> **TASK TO CARRY OUT**
Go through the listing and return every line with "manufacture" in it.

> **RECORDS SHOWN**
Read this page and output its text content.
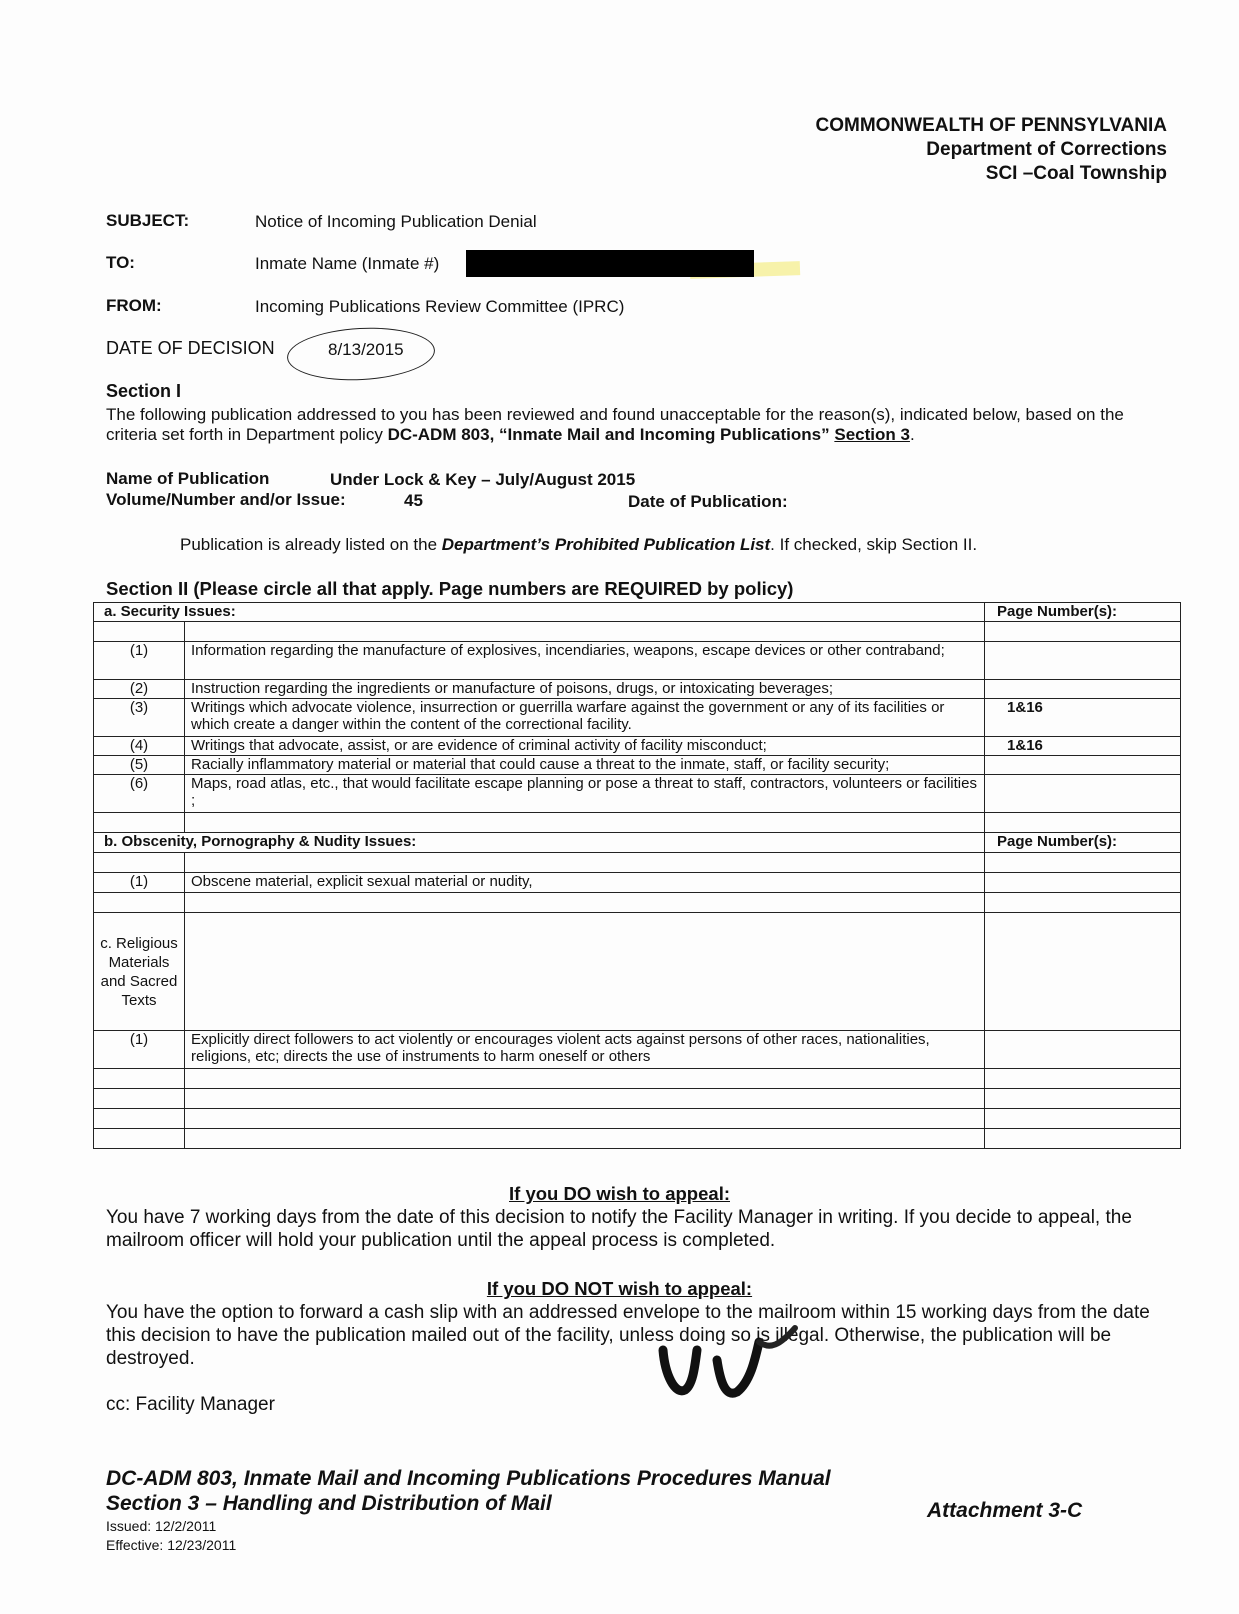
COMMONWEALTH OF PENNSYLVANIA
Department of Corrections
SCI –Coal Township
SUBJECT:	Notice of Incoming Publication Denial
TO:	Inmate Name (Inmate #)
FROM:	Incoming Publications Review Committee (IPRC)
DATE OF DECISION	8/13/2015
Section I
The following publication addressed to you has been reviewed and found unacceptable for the reason(s), indicated below, based on the criteria set forth in Department policy DC-ADM 803, “Inmate Mail and Incoming Publications” Section 3.
Name of Publication	Under Lock & Key – July/August 2015
Volume/Number and/or Issue:	45	Date of Publication:
Publication is already listed on the Department’s Prohibited Publication List. If checked, skip Section II.
Section II (Please circle all that apply. Page numbers are REQUIRED by policy)
a. Security Issues:		Page Number(s):

(1)	Information regarding the manufacture of explosives, incendiaries, weapons, escape devices or other contraband;	
(2)	Instruction regarding the ingredients or manufacture of poisons, drugs, or intoxicating beverages;	
(3)	Writings which advocate violence, insurrection or guerrilla warfare against the government or any of its facilities or which create a danger within the content of the correctional facility.	1&16
(4)	Writings that advocate, assist, or are evidence of criminal activity of facility misconduct;	1&16
(5)	Racially inflammatory material or material that could cause a threat to the inmate, staff, or facility security;	
(6)	Maps, road atlas, etc., that would facilitate escape planning or pose a threat to staff, contractors, volunteers or facilities ;	

b. Obscenity, Pornography & Nudity Issues:		Page Number(s):

(1)	Obscene material, explicit sexual material or nudity,	

c. Religious Materials and Sacred Texts		
(1)	Explicitly direct followers to act violently or encourages violent acts against persons of other races, nationalities, religions, etc; directs the use of instruments to harm oneself or others	

If you DO wish to appeal:
You have 7 working days from the date of this decision to notify the Facility Manager in writing. If you decide to appeal, the mailroom officer will hold your publication until the appeal process is completed.
If you DO NOT wish to appeal:
You have the option to forward a cash slip with an addressed envelope to the mailroom within 15 working days from the date this decision to have the publication mailed out of the facility, unless doing so is illegal. Otherwise, the publication will be destroyed.
cc: Facility Manager
DC-ADM 803, Inmate Mail and Incoming Publications Procedures Manual
Section 3 – Handling and Distribution of Mail	Attachment 3-C
Issued: 12/2/2011
Effective: 12/23/2011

> **REPLY TO THE TASK**
(1)	Information regarding the manufacture of explosives, incendiaries, weapons, escape devices or other contraband;	
(2)	Instruction regarding the ingredients or manufacture of poisons, drugs, or intoxicating beverages;	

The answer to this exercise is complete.